Figure data in JSON:

^^^^^^^^

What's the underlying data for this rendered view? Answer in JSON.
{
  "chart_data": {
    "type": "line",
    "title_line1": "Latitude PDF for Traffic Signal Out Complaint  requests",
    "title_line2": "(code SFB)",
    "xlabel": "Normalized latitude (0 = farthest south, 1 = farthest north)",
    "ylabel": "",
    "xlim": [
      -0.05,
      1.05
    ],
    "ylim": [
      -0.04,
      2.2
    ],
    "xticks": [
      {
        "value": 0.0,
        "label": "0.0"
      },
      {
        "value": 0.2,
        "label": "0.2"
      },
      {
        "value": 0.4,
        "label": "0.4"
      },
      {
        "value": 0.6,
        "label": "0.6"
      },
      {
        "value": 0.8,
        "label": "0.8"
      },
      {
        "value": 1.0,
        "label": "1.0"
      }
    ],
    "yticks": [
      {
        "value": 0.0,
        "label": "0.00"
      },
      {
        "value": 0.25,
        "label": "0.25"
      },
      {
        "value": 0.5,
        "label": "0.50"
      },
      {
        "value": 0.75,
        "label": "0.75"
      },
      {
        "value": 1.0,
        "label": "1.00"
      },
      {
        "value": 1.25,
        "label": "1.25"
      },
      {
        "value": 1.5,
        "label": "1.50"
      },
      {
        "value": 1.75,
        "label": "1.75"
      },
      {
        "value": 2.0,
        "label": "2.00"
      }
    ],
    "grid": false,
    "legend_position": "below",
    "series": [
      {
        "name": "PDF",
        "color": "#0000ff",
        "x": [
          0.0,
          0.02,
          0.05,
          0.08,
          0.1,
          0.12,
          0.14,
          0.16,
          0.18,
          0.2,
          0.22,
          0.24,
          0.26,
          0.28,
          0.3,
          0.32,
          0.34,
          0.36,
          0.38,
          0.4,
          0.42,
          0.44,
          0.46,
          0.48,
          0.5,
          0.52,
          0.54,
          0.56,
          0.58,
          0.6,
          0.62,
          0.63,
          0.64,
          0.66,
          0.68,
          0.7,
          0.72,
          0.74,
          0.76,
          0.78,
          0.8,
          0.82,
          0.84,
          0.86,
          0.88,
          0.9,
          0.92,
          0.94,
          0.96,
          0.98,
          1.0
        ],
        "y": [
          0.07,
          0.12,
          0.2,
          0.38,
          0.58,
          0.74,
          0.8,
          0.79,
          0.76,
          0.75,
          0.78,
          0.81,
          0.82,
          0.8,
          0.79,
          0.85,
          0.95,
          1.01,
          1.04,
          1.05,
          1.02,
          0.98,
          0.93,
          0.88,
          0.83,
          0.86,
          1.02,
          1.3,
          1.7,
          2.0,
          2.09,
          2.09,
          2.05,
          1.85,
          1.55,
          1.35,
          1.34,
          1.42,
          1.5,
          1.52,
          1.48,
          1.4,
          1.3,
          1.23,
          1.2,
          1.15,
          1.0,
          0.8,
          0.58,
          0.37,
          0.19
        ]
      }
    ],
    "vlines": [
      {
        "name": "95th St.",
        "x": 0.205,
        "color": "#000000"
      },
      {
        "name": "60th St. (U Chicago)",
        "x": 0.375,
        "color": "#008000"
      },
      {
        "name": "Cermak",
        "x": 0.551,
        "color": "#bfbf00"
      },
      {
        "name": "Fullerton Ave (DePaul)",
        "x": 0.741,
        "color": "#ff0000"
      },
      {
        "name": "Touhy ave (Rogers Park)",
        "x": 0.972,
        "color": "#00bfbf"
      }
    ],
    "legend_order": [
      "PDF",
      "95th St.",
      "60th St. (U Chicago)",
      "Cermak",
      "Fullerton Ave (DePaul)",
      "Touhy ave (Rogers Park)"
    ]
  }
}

^^^^^^^^

→ **DIRECTIVE**
Every record should be given again exactly.

→ **OUTPUT BELOW**
What's the underlying data for this rendered view? Answer in JSON.
{
  "chart_data": {
    "type": "line",
    "title_line1": "Latitude PDF for Traffic Signal Out Complaint  requests",
    "title_line2": "(code SFB)",
    "xlabel": "Normalized latitude (0 = farthest south, 1 = farthest north)",
    "ylabel": "",
    "xlim": [
      -0.05,
      1.05
    ],
    "ylim": [
      -0.04,
      2.2
    ],
    "xticks": [
      {
        "value": 0.0,
        "label": "0.0"
      },
      {
        "value": 0.2,
        "label": "0.2"
      },
      {
        "value": 0.4,
        "label": "0.4"
      },
      {
        "value": 0.6,
        "label": "0.6"
      },
      {
        "value": 0.8,
        "label": "0.8"
      },
      {
        "value": 1.0,
        "label": "1.0"
      }
    ],
    "yticks": [
      {
        "value": 0.0,
        "label": "0.00"
      },
      {
        "value": 0.25,
        "label": "0.25"
      },
      {
        "value": 0.5,
        "label": "0.50"
      },
      {
        "value": 0.75,
        "label": "0.75"
      },
      {
        "value": 1.0,
        "label": "1.00"
      },
      {
        "value": 1.25,
        "label": "1.25"
      },
      {
        "value": 1.5,
        "label": "1.50"
      },
      {
        "value": 1.75,
        "label": "1.75"
      },
      {
        "value": 2.0,
        "label": "2.00"
      }
    ],
    "grid": false,
    "legend_position": "below",
    "series": [
      {
        "name": "PDF",
        "color": "#0000ff",
        "x": [
          0.0,
          0.02,
          0.05,
          0.08,
          0.1,
          0.12,
          0.14,
          0.16,
          0.18,
          0.2,
          0.22,
          0.24,
          0.26,
          0.28,
          0.3,
          0.32,
          0.34,
          0.36,
          0.38,
          0.4,
          0.42,
          0.44,
          0.46,
          0.48,
          0.5,
          0.52,
          0.54,
          0.56,
          0.58,
          0.6,
          0.62,
          0.63,
          0.64,
          0.66,
          0.68,
          0.7,
          0.72,
          0.74,
          0.76,
          0.78,
          0.8,
          0.82,
          0.84,
          0.86,
          0.88,
          0.9,
          0.92,
          0.94,
          0.96,
          0.98,
          1.0
        ],
        "y": [
          0.07,
          0.12,
          0.2,
          0.38,
          0.58,
          0.74,
          0.8,
          0.79,
          0.76,
          0.75,
          0.78,
          0.81,
          0.82,
          0.8,
          0.79,
          0.85,
          0.95,
          1.01,
          1.04,
          1.05,
          1.02,
          0.98,
          0.93,
          0.88,
          0.83,
          0.86,
          1.02,
          1.3,
          1.7,
          2.0,
          2.09,
          2.09,
          2.05,
          1.85,
          1.55,
          1.35,
          1.34,
          1.42,
          1.5,
          1.52,
          1.48,
          1.4,
          1.3,
          1.23,
          1.2,
          1.15,
          1.0,
          0.8,
          0.58,
          0.37,
          0.19
        ]
      }
    ],
    "vlines": [
      {
        "name": "95th St.",
        "x": 0.205,
        "color": "#000000"
      },
      {
        "name": "60th St. (U Chicago)",
        "x": 0.375,
        "color": "#008000"
      },
      {
        "name": "Cermak",
        "x": 0.551,
        "color": "#bfbf00"
      },
      {
        "name": "Fullerton Ave (DePaul)",
        "x": 0.741,
        "color": "#ff0000"
      },
      {
        "name": "Touhy ave (Rogers Park)",
        "x": 0.972,
        "color": "#00bfbf"
      }
    ],
    "legend_order": [
      "PDF",
      "95th St.",
      "60th St. (U Chicago)",
      "Cermak",
      "Fullerton Ave (DePaul)",
      "Touhy ave (Rogers Park)"
    ]
  }
}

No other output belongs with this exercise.